Restate the records in their entirety, word for word.

..........

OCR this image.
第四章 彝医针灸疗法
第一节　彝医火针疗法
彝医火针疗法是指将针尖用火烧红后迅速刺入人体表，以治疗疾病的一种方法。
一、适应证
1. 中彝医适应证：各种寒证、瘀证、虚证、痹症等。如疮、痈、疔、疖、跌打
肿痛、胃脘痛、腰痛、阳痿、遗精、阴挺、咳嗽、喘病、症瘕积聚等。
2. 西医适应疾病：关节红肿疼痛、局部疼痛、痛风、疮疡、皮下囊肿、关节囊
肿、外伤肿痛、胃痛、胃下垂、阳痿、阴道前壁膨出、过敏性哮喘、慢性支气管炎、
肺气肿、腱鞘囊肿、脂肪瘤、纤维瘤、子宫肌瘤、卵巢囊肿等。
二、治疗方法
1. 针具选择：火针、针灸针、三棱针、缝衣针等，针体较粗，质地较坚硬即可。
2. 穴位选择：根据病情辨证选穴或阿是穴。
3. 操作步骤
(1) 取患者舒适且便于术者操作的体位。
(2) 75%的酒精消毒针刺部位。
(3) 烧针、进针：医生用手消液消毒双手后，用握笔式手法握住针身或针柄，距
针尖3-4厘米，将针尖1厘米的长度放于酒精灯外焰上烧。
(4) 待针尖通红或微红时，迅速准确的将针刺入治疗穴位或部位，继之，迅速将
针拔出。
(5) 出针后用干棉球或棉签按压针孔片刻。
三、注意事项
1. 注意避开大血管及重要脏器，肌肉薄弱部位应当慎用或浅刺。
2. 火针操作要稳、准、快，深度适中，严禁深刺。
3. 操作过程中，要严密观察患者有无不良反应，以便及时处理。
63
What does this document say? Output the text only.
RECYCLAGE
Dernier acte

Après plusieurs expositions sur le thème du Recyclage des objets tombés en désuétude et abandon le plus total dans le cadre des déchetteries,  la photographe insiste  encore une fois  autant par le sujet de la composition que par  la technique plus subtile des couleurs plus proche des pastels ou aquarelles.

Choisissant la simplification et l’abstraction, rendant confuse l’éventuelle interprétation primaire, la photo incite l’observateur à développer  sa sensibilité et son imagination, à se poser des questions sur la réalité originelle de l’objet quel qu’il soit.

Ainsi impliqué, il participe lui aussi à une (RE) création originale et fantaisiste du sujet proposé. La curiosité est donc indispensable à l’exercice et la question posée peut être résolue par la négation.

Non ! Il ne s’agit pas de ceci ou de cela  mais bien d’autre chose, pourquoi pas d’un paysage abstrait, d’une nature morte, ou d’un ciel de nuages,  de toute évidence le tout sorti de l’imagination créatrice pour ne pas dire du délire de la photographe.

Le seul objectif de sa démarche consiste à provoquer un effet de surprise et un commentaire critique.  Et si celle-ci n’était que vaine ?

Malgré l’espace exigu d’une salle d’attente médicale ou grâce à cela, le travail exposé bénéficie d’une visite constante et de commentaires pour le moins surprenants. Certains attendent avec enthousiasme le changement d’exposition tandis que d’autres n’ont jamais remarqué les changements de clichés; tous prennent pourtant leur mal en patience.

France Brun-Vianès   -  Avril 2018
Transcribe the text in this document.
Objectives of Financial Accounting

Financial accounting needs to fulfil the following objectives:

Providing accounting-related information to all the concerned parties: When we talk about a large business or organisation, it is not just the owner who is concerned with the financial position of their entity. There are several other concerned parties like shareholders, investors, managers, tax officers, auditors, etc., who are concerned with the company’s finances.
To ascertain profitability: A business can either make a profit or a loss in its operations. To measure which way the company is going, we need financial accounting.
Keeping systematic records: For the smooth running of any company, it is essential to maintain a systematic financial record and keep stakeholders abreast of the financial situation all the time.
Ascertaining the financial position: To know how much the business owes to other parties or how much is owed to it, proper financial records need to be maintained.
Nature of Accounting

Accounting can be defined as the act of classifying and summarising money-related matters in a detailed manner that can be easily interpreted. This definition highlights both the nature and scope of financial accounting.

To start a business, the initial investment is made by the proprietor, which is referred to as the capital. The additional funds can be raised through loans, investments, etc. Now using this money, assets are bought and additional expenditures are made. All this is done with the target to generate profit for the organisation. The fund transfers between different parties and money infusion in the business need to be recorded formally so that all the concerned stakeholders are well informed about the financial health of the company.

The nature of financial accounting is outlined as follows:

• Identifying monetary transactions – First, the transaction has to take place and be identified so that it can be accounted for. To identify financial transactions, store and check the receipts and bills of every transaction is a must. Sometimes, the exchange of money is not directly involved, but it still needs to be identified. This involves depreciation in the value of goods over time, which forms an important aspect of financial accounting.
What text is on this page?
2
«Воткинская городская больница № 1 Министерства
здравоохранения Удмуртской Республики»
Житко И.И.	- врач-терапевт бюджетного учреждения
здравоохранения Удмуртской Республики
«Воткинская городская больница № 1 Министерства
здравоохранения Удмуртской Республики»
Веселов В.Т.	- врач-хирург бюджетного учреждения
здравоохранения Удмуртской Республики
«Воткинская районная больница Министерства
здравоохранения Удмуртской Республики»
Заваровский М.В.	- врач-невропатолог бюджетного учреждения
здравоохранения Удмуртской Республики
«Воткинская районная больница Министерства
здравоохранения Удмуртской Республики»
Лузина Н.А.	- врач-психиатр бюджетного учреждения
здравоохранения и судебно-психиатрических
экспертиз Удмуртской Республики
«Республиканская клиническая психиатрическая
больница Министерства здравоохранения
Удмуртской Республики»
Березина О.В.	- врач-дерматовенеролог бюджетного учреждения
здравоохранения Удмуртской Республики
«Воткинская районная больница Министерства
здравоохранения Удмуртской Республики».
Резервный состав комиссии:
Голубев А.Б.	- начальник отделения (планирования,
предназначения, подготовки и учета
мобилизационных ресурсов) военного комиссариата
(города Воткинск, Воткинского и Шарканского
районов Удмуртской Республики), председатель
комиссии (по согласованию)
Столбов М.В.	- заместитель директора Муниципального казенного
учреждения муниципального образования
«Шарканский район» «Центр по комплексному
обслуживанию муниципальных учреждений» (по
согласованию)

..........

Response ->
OCR this image.
第四章 彝医针灸疗法
第一节　彝医火针疗法
彝医火针疗法是指将针尖用火烧红后迅速刺入人体表，以治疗疾病的一种方法。
一、适应证
1. 中彝医适应证：各种寒证、瘀证、虚证、痹症等。如疮、痈、疔、疖、跌打
肿痛、胃脘痛、腰痛、阳痿、遗精、阴挺、咳嗽、喘病、症瘕积聚等。
2. 西医适应疾病：关节红肿疼痛、局部疼痛、痛风、疮疡、皮下囊肿、关节囊
肿、外伤肿痛、胃痛、胃下垂、阳痿、阴道前壁膨出、过敏性哮喘、慢性支气管炎、
肺气肿、腱鞘囊肿、脂肪瘤、纤维瘤、子宫肌瘤、卵巢囊肿等。
二、治疗方法
1. 针具选择：火针、针灸针、三棱针、缝衣针等，针体较粗，质地较坚硬即可。
2. 穴位选择：根据病情辨证选穴或阿是穴。
3. 操作步骤
(1) 取患者舒适且便于术者操作的体位。
(2) 75%的酒精消毒针刺部位。
(3) 烧针、进针：医生用手消液消毒双手后，用握笔式手法握住针身或针柄，距
针尖3-4厘米，将针尖1厘米的长度放于酒精灯外焰上烧。
(4) 待针尖通红或微红时，迅速准确的将针刺入治疗穴位或部位，继之，迅速将
针拔出。
(5) 出针后用干棉球或棉签按压针孔片刻。
三、注意事项
1. 注意避开大血管及重要脏器，肌肉薄弱部位应当慎用或浅刺。
2. 火针操作要稳、准、快，深度适中，严禁深刺。
3. 操作过程中，要严密观察患者有无不良反应，以便及时处理。
63
What does this document say? Output the text only.
RECYCLAGE
Dernier acte

Après plusieurs expositions sur le thème du Recyclage des objets tombés en désuétude et abandon le plus total dans le cadre des déchetteries,  la photographe insiste  encore une fois  autant par le sujet de la composition que par  la technique plus subtile des couleurs plus proche des pastels ou aquarelles.

Choisissant la simplification et l’abstraction, rendant confuse l’éventuelle interprétation primaire, la photo incite l’observateur à développer  sa sensibilité et son imagination, à se poser des questions sur la réalité originelle de l’objet quel qu’il soit.

Ainsi impliqué, il participe lui aussi à une (RE) création originale et fantaisiste du sujet proposé. La curiosité est donc indispensable à l’exercice et la question posée peut être résolue par la négation.

Non ! Il ne s’agit pas de ceci ou de cela  mais bien d’autre chose, pourquoi pas d’un paysage abstrait, d’une nature morte, ou d’un ciel de nuages,  de toute évidence le tout sorti de l’imagination créatrice pour ne pas dire du délire de la photographe.

Le seul objectif de sa démarche consiste à provoquer un effet de surprise et un commentaire critique.  Et si celle-ci n’était que vaine ?

Malgré l’espace exigu d’une salle d’attente médicale ou grâce à cela, le travail exposé bénéficie d’une visite constante et de commentaires pour le moins surprenants. Certains attendent avec enthousiasme le changement d’exposition tandis que d’autres n’ont jamais remarqué les changements de clichés; tous prennent pourtant leur mal en patience.

France Brun-Vianès   -  Avril 2018
Transcribe the text in this document.
Objectives of Financial Accounting

Financial accounting needs to fulfil the following objectives:

Providing accounting-related information to all the concerned parties: When we talk about a large business or organisation, it is not just the owner who is concerned with the financial position of their entity. There are several other concerned parties like shareholders, investors, managers, tax officers, auditors, etc., who are concerned with the company’s finances.
To ascertain profitability: A business can either make a profit or a loss in its operations. To measure which way the company is going, we need financial accounting.
Keeping systematic records: For the smooth running of any company, it is essential to maintain a systematic financial record and keep stakeholders abreast of the financial situation all the time.
Ascertaining the financial position: To know how much the business owes to other parties or how much is owed to it, proper financial records need to be maintained.
Nature of Accounting

Accounting can be defined as the act of classifying and summarising money-related matters in a detailed manner that can be easily interpreted. This definition highlights both the nature and scope of financial accounting.

To start a business, the initial investment is made by the proprietor, which is referred to as the capital. The additional funds can be raised through loans, investments, etc. Now using this money, assets are bought and additional expenditures are made. All this is done with the target to generate profit for the organisation. The fund transfers between different parties and money infusion in the business need to be recorded formally so that all the concerned stakeholders are well informed about the financial health of the company.

The nature of financial accounting is outlined as follows:

• Identifying monetary transactions – First, the transaction has to take place and be identified so that it can be accounted for. To identify financial transactions, store and check the receipts and bills of every transaction is a must. Sometimes, the exchange of money is not directly involved, but it still needs to be identified. This involves depreciation in the value of goods over time, which forms an important aspect of financial accounting.
What text is on this page?
2
«Воткинская городская больница № 1 Министерства
здравоохранения Удмуртской Республики»
Житко И.И.	- врач-терапевт бюджетного учреждения
здравоохранения Удмуртской Республики
«Воткинская городская больница № 1 Министерства
здравоохранения Удмуртской Республики»
Веселов В.Т.	- врач-хирург бюджетного учреждения
здравоохранения Удмуртской Республики
«Воткинская районная больница Министерства
здравоохранения Удмуртской Республики»
Заваровский М.В.	- врач-невропатолог бюджетного учреждения
здравоохранения Удмуртской Республики
«Воткинская районная больница Министерства
здравоохранения Удмуртской Республики»
Лузина Н.А.	- врач-психиатр бюджетного учреждения
здравоохранения и судебно-психиатрических
экспертиз Удмуртской Республики
«Республиканская клиническая психиатрическая
больница Министерства здравоохранения
Удмуртской Республики»
Березина О.В.	- врач-дерматовенеролог бюджетного учреждения
здравоохранения Удмуртской Республики
«Воткинская районная больница Министерства
здравоохранения Удмуртской Республики».
Резервный состав комиссии:
Голубев А.Б.	- начальник отделения (планирования,
предназначения, подготовки и учета
мобилизационных ресурсов) военного комиссариата
(города Воткинск, Воткинского и Шарканского
районов Удмуртской Республики), председатель
комиссии (по согласованию)
Столбов М.В.	- заместитель директора Муниципального казенного
учреждения муниципального образования
«Шарканский район» «Центр по комплексному
обслуживанию муниципальных учреждений» (по
согласованию)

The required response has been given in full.